▸ **TASK TO CARRY OUT**
Extract, from the listing that follows, each line containing the word "exposure".

'''

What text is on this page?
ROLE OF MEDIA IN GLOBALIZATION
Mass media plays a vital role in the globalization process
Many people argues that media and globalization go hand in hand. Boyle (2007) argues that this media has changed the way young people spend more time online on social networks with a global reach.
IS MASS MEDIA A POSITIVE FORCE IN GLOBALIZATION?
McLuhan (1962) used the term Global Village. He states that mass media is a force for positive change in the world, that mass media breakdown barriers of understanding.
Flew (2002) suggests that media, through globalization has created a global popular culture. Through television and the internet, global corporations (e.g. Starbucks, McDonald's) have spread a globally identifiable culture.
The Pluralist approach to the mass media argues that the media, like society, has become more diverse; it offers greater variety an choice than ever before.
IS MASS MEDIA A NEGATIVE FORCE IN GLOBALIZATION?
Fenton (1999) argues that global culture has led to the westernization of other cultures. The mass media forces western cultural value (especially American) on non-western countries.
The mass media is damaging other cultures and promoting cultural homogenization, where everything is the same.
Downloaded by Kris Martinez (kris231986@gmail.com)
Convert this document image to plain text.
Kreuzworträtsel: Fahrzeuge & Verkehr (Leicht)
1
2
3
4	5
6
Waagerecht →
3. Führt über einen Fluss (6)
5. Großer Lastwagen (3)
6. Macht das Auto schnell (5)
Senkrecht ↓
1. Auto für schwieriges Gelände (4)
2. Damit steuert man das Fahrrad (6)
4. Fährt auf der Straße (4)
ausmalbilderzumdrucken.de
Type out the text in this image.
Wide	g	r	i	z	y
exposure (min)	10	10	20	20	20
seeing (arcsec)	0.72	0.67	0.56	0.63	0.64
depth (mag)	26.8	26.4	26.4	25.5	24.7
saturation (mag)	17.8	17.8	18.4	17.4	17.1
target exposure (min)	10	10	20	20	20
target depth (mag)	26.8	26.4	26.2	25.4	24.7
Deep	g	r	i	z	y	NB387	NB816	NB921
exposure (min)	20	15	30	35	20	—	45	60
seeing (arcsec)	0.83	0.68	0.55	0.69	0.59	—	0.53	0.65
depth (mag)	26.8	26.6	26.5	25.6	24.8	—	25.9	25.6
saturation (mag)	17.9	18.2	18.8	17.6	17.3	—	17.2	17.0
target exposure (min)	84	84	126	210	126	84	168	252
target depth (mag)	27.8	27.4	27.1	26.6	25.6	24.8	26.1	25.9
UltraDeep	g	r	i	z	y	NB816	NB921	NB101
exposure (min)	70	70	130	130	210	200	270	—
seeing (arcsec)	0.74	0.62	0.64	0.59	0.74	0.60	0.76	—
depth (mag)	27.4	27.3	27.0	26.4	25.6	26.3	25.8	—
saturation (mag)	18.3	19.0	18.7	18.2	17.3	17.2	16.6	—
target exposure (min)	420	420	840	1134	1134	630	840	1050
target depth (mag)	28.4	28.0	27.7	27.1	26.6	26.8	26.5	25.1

'''

▸ **EXERCISE RESPONSE**
exposure (min)	10	10	20	20	20
target exposure (min)	10	10	20	20	20
exposure (min)	20	15	30	35	20	—	45	60
target exposure (min)	84	84	126	210	126	84	168	252
exposure (min)	70	70	130	130	210	200	270	—
target exposure (min)	420	420	840	1134	1134	630	840	1050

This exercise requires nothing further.